### Data items
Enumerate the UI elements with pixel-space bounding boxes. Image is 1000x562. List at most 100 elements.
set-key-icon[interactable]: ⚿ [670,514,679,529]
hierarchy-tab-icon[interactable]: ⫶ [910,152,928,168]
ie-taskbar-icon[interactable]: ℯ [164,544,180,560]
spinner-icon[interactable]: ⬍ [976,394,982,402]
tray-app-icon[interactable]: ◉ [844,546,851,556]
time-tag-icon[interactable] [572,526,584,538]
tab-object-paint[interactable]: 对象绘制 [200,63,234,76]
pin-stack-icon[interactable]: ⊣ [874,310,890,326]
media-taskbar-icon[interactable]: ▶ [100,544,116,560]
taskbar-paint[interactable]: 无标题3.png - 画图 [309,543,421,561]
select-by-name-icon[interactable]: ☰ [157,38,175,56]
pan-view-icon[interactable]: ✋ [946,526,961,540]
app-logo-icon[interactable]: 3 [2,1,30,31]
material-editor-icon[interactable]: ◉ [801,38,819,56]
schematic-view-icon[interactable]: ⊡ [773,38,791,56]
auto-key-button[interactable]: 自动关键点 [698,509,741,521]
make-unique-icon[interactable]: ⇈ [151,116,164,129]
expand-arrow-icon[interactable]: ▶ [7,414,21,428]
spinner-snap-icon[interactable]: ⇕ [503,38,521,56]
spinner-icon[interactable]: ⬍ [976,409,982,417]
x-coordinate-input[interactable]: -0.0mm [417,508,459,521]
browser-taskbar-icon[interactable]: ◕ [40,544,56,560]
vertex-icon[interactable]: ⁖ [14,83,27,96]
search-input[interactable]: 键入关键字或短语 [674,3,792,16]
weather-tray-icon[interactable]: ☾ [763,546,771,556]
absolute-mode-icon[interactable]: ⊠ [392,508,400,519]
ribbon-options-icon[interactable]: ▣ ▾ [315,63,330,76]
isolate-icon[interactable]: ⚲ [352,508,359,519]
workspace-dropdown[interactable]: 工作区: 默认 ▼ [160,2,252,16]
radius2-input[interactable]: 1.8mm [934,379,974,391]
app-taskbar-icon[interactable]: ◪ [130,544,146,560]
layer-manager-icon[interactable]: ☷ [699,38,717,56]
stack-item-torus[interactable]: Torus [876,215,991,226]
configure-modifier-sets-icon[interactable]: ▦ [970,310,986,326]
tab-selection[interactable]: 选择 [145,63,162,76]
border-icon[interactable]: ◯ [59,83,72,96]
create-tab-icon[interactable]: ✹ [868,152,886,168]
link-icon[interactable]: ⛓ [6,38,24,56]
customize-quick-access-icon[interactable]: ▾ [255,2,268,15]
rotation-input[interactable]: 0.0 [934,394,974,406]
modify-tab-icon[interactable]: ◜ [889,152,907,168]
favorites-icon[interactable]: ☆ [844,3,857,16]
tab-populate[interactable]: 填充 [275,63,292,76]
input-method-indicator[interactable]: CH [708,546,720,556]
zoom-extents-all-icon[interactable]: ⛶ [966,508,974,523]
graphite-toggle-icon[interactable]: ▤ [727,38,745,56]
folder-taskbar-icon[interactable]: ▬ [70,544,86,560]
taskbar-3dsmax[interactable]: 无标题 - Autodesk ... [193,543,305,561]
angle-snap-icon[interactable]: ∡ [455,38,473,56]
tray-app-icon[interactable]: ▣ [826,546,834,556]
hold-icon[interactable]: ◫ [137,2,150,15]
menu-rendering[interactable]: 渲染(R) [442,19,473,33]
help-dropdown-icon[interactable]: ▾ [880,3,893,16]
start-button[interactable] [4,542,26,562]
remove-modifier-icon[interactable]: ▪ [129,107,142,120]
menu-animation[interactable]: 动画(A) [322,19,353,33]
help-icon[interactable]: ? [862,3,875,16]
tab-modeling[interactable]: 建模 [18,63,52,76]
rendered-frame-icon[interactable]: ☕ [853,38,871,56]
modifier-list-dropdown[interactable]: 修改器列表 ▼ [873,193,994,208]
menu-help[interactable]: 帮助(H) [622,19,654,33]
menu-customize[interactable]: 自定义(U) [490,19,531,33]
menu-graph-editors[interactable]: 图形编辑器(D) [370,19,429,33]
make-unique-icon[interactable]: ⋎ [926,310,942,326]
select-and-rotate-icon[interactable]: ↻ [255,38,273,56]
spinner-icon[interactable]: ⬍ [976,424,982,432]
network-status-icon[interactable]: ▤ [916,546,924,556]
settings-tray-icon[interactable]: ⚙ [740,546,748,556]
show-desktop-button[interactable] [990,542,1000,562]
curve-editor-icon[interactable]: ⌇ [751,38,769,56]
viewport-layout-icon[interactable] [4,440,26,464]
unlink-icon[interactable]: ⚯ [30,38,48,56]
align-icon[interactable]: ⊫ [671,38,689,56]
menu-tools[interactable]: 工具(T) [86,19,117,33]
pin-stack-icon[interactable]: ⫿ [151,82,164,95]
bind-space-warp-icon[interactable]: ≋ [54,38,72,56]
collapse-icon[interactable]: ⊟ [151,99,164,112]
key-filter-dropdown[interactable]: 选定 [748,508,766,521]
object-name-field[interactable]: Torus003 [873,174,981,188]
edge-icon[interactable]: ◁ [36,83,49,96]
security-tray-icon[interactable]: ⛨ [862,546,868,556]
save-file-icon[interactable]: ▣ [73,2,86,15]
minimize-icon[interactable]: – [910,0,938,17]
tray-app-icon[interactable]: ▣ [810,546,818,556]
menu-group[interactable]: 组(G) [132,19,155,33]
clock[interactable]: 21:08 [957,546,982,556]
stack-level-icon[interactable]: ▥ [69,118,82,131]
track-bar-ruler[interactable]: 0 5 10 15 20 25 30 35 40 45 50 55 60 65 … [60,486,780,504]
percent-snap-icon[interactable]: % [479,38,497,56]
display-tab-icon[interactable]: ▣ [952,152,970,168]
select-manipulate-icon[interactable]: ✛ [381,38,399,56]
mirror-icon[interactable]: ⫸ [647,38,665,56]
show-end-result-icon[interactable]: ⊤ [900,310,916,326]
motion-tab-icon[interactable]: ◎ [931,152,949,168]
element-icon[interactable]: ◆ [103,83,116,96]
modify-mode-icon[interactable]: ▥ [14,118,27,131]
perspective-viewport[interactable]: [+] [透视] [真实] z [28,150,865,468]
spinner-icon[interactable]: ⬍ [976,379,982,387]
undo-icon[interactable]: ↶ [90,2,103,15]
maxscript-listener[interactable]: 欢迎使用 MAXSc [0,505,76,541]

### Written exercise
Duplicate the data above line for line, changing nothing.

### Final result
Enumerate the UI elements with pixel-space bounding boxes. Image is 1000x562. List at most 100 elements.
set-key-icon[interactable]: ⚿ [670,514,679,529]
hierarchy-tab-icon[interactable]: ⫶ [910,152,928,168]
ie-taskbar-icon[interactable]: ℯ [164,544,180,560]
spinner-icon[interactable]: ⬍ [976,394,982,402]
tray-app-icon[interactable]: ◉ [844,546,851,556]
time-tag-icon[interactable] [572,526,584,538]
tab-object-paint[interactable]: 对象绘制 [200,63,234,76]
pin-stack-icon[interactable]: ⊣ [874,310,890,326]
media-taskbar-icon[interactable]: ▶ [100,544,116,560]
taskbar-paint[interactable]: 无标题3.png - 画图 [309,543,421,561]
select-by-name-icon[interactable]: ☰ [157,38,175,56]
pan-view-icon[interactable]: ✋ [946,526,961,540]
app-logo-icon[interactable]: 3 [2,1,30,31]
material-editor-icon[interactable]: ◉ [801,38,819,56]
schematic-view-icon[interactable]: ⊡ [773,38,791,56]
auto-key-button[interactable]: 自动关键点 [698,509,741,521]
make-unique-icon[interactable]: ⇈ [151,116,164,129]
expand-arrow-icon[interactable]: ▶ [7,414,21,428]
spinner-snap-icon[interactable]: ⇕ [503,38,521,56]
spinner-icon[interactable]: ⬍ [976,409,982,417]
x-coordinate-input[interactable]: -0.0mm [417,508,459,521]
browser-taskbar-icon[interactable]: ◕ [40,544,56,560]
vertex-icon[interactable]: ⁖ [14,83,27,96]
search-input[interactable]: 键入关键字或短语 [674,3,792,16]
weather-tray-icon[interactable]: ☾ [763,546,771,556]
absolute-mode-icon[interactable]: ⊠ [392,508,400,519]
ribbon-options-icon[interactable]: ▣ ▾ [315,63,330,76]
isolate-icon[interactable]: ⚲ [352,508,359,519]
workspace-dropdown[interactable]: 工作区: 默认 ▼ [160,2,252,16]
radius2-input[interactable]: 1.8mm [934,379,974,391]
app-taskbar-icon[interactable]: ◪ [130,544,146,560]
layer-manager-icon[interactable]: ☷ [699,38,717,56]
stack-item-torus[interactable]: Torus [876,215,991,226]
configure-modifier-sets-icon[interactable]: ▦ [970,310,986,326]
tab-selection[interactable]: 选择 [145,63,162,76]
border-icon[interactable]: ◯ [59,83,72,96]
create-tab-icon[interactable]: ✹ [868,152,886,168]
link-icon[interactable]: ⛓ [6,38,24,56]
customize-quick-access-icon[interactable]: ▾ [255,2,268,15]
rotation-input[interactable]: 0.0 [934,394,974,406]
modify-tab-icon[interactable]: ◜ [889,152,907,168]
favorites-icon[interactable]: ☆ [844,3,857,16]
tab-populate[interactable]: 填充 [275,63,292,76]
input-method-indicator[interactable]: CH [708,546,720,556]
zoom-extents-all-icon[interactable]: ⛶ [966,508,974,523]
graphite-toggle-icon[interactable]: ▤ [727,38,745,56]
folder-taskbar-icon[interactable]: ▬ [70,544,86,560]
taskbar-3dsmax[interactable]: 无标题 - Autodesk ... [193,543,305,561]
angle-snap-icon[interactable]: ∡ [455,38,473,56]
tray-app-icon[interactable]: ▣ [826,546,834,556]
hold-icon[interactable]: ◫ [137,2,150,15]
menu-rendering[interactable]: 渲染(R) [442,19,473,33]
help-dropdown-icon[interactable]: ▾ [880,3,893,16]
start-button[interactable] [4,542,26,562]
remove-modifier-icon[interactable]: ▪ [129,107,142,120]
menu-animation[interactable]: 动画(A) [322,19,353,33]
help-icon[interactable]: ? [862,3,875,16]
tab-modeling[interactable]: 建模 [18,63,52,76]
rendered-frame-icon[interactable]: ☕ [853,38,871,56]
modifier-list-dropdown[interactable]: 修改器列表 ▼ [873,193,994,208]
menu-help[interactable]: 帮助(H) [622,19,654,33]
menu-customize[interactable]: 自定义(U) [490,19,531,33]
menu-graph-editors[interactable]: 图形编辑器(D) [370,19,429,33]
make-unique-icon[interactable]: ⋎ [926,310,942,326]
select-and-rotate-icon[interactable]: ↻ [255,38,273,56]
spinner-icon[interactable]: ⬍ [976,424,982,432]
network-status-icon[interactable]: ▤ [916,546,924,556]
settings-tray-icon[interactable]: ⚙ [740,546,748,556]
show-desktop-button[interactable] [990,542,1000,562]
curve-editor-icon[interactable]: ⌇ [751,38,769,56]
viewport-layout-icon[interactable] [4,440,26,464]
unlink-icon[interactable]: ⚯ [30,38,48,56]
align-icon[interactable]: ⊫ [671,38,689,56]
menu-tools[interactable]: 工具(T) [86,19,117,33]
pin-stack-icon[interactable]: ⫿ [151,82,164,95]
bind-space-warp-icon[interactable]: ≋ [54,38,72,56]
collapse-icon[interactable]: ⊟ [151,99,164,112]
key-filter-dropdown[interactable]: 选定 [748,508,766,521]
object-name-field[interactable]: Torus003 [873,174,981,188]
edge-icon[interactable]: ◁ [36,83,49,96]
security-tray-icon[interactable]: ⛨ [862,546,868,556]
save-file-icon[interactable]: ▣ [73,2,86,15]
minimize-icon[interactable]: – [910,0,938,17]
tray-app-icon[interactable]: ▣ [810,546,818,556]
menu-group[interactable]: 组(G) [132,19,155,33]
clock[interactable]: 21:08 [957,546,982,556]
stack-level-icon[interactable]: ▥ [69,118,82,131]
track-bar-ruler[interactable]: 0 5 10 15 20 25 30 35 40 45 50 55 60 65 … [60,486,780,504]
percent-snap-icon[interactable]: % [479,38,497,56]
display-tab-icon[interactable]: ▣ [952,152,970,168]
select-manipulate-icon[interactable]: ✛ [381,38,399,56]
mirror-icon[interactable]: ⫸ [647,38,665,56]
show-end-result-icon[interactable]: ⊤ [900,310,916,326]
motion-tab-icon[interactable]: ◎ [931,152,949,168]
element-icon[interactable]: ◆ [103,83,116,96]
modify-mode-icon[interactable]: ▥ [14,118,27,131]
perspective-viewport[interactable]: [+] [透视] [真实] z [28,150,865,468]
spinner-icon[interactable]: ⬍ [976,379,982,387]
undo-icon[interactable]: ↶ [90,2,103,15]
maxscript-listener[interactable]: 欢迎使用 MAXSc [0,505,76,541]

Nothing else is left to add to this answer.